YOUR GOAL
Look through the entries below and report how many lines hold the string "average". Only the number is wanted.
Start DATA FOR THIS TASK
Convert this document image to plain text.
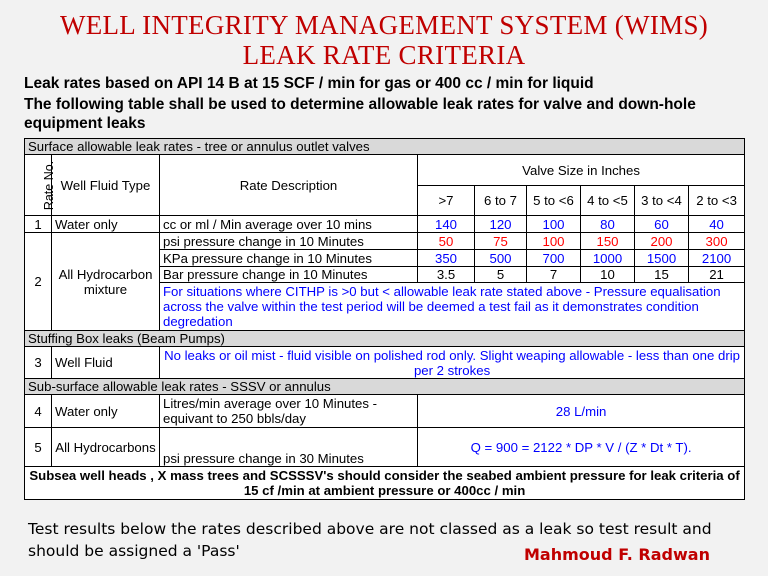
WELL INTEGRITY MANAGEMENT SYSTEM (WIMS)
LEAK RATE CRITERIA
Leak rates based on API 14 B at 15 SCF / min for gas or 400 cc / min for liquid
The following table shall be used to determine allowable leak rates for valve and down-hole equipment leaks
Surface allowable leak rates - tree or annulus outlet valves								
Rate No.	Well Fluid Type	Rate Description	Valve Size in Inches					
			>7	6 to 7	5 to <6	4 to <5	3 to <4	2 to <3
1	Water only	cc or ml / Min average over 10 mins	140	120	100	80	60	40
2	All Hydrocarbon mixture	psi pressure change in 10 Minutes	50	75	100	150	200	300
		KPa pressure change in 10 Minutes	350	500	700	1000	1500	2100
		Bar pressure change in 10 Minutes	3.5	5	7	10	15	21
		For situations where CITHP is >0 but < allowable leak rate stated above - Pressure equalisation across the valve within the test period will be deemed a test fail as it demonstrates condition degredation						
Stuffing Box leaks (Beam Pumps)								
3	Well Fluid	No leaks or oil mist - fluid visible on polished rod only. Slight weaping allowable - less than one drip per 2 strokes						
Sub-surface allowable leak rates - SSSV or annulus								
4	Water only	Litres/min average over 10 Minutes - equivant to 250 bbls/day	28 L/min					
5	All Hydrocarbons	psi pressure change in 30 Minutes	Q = 900 = 2122 * DP * V / (Z * Dt * T).					
Subsea well heads , X mass trees and SCSSSV's should consider the seabed ambient pressure for leak criteria of 15 cf /min at ambient pressure or 400cc / min								
Test results below the rates described above are not classed as a leak so test result and should be assigned a 'Pass'	Mahmoud F. Radwan
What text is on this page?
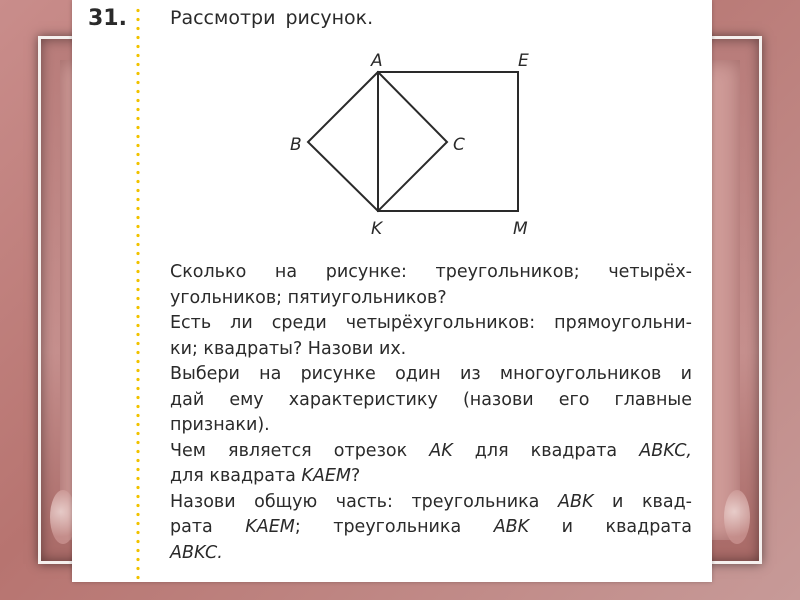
31. Рассмотри рисунок.
A	E
B	C
K	M

Сколько на рисунке: треугольников; четырёх-
угольников; пятиугольников?

Есть ли среди четырёхугольников: прямоугольни-
ки; квадраты? Назови их.

Выбери на рисунке один из многоугольников и
дай ему характеристику (назови его главные
признаки).

Чем является отрезок AK для квадрата ABKC,
для квадрата KAEM?

Назови общую часть: треугольника ABK и квад-
рата KAEM; треугольника ABK и квадрата
ABKC.
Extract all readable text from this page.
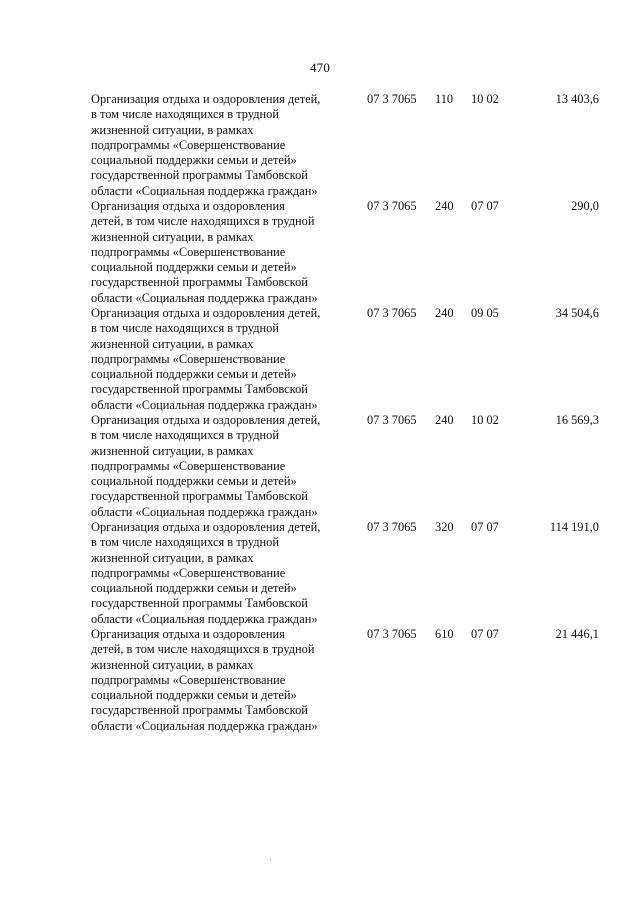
470
Организация отдыха и оздоровления детей,
в том числе находящихся в трудной
жизненной ситуации, в рамках
подпрограммы «Совершенствование
социальной поддержки семьи и детей»
государственной программы Тамбовской
области «Социальная поддержка граждан»
07 3 7065 110 10 02	13 403,6
Организация отдыха и оздоровления
детей, в том числе находящихся в трудной
жизненной ситуации, в рамках
подпрограммы «Совершенствование
социальной поддержки семьи и детей»
государственной программы Тамбовской
области «Социальная поддержка граждан»
07 3 7065 240 07 07	290,0
Организация отдыха и оздоровления детей,
в том числе находящихся в трудной
жизненной ситуации, в рамках
подпрограммы «Совершенствование
социальной поддержки семьи и детей»
государственной программы Тамбовской
области «Социальная поддержка граждан»
07 3 7065 240 09 05	34 504,6
Организация отдыха и оздоровления детей,
в том числе находящихся в трудной
жизненной ситуации, в рамках
подпрограммы «Совершенствование
социальной поддержки семьи и детей»
государственной программы Тамбовской
области «Социальная поддержка граждан»
07 3 7065 240 10 02	16 569,3
Организация отдыха и оздоровления детей,
в том числе находящихся в трудной
жизненной ситуации, в рамках
подпрограммы «Совершенствование
социальной поддержки семьи и детей»
государственной программы Тамбовской
области «Социальная поддержка граждан»
07 3 7065 320 07 07	114 191,0
Организация отдыха и оздоровления
детей, в том числе находящихся в трудной
жизненной ситуации, в рамках
подпрограммы «Совершенствование
социальной поддержки семьи и детей»
государственной программы Тамбовской
области «Социальная поддержка граждан»
07 3 7065 610 07 07	21 446,1
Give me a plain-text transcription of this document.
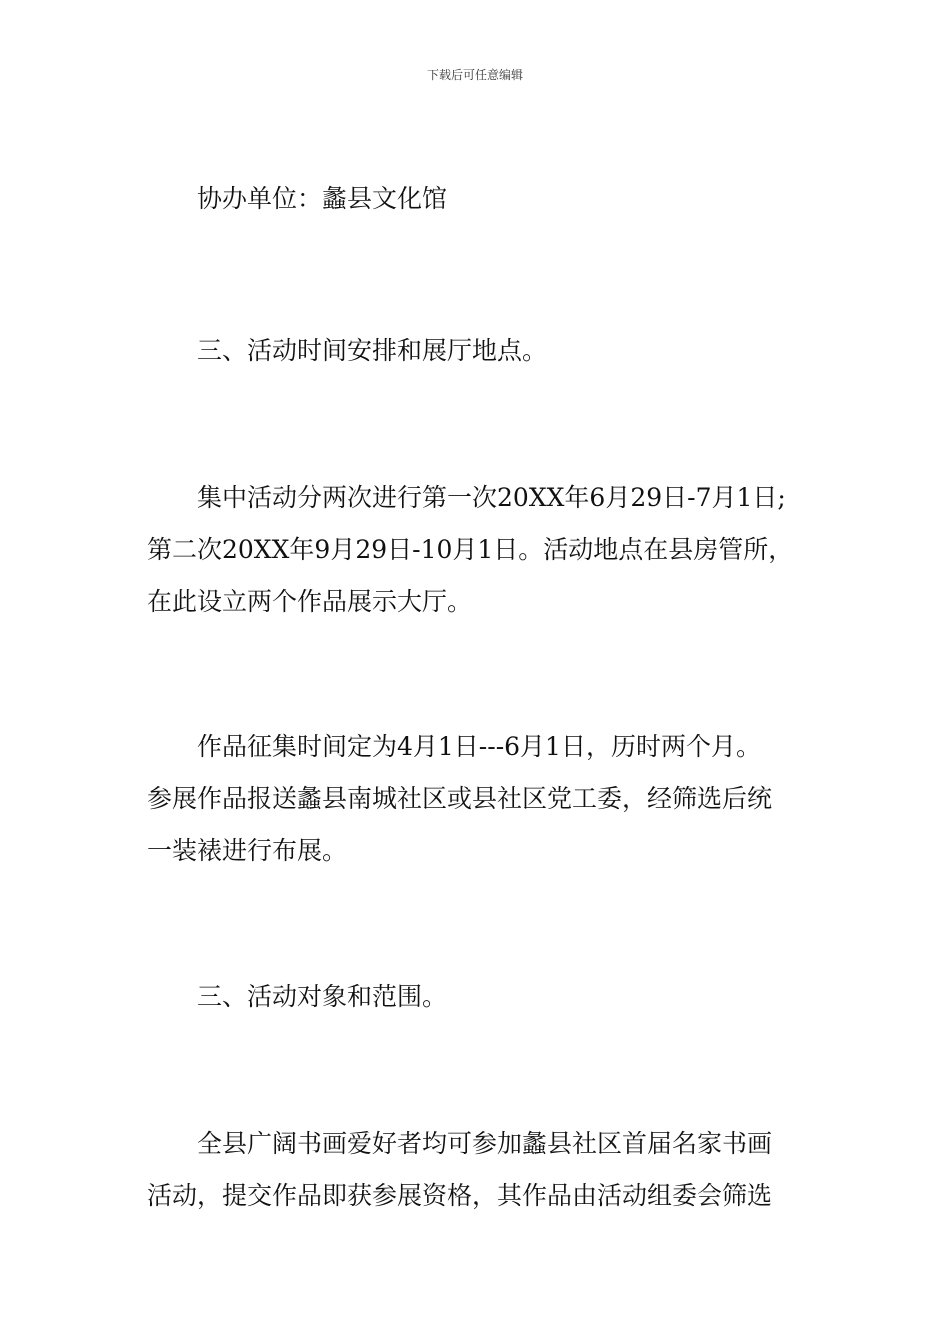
下载后可任意编辑
协办单位：蠡县文化馆
三、活动时间安排和展厅地点。
集中活动分两次进行第一次20XX年6月29日-7月1日;
第二次20XX年9月29日-10月1日。活动地点在县房管所，
在此设立两个作品展示大厅。
作品征集时间定为4月1日---6月1日，历时两个月。
参展作品报送蠡县南城社区或县社区党工委，经筛选后统
一装裱进行布展。
三、活动对象和范围。
全县广阔书画爱好者均可参加蠡县社区首届名家书画
活动，提交作品即获参展资格，其作品由活动组委会筛选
End DATA FOR THIS TASK
SOLUTION FOR THIS TASK
2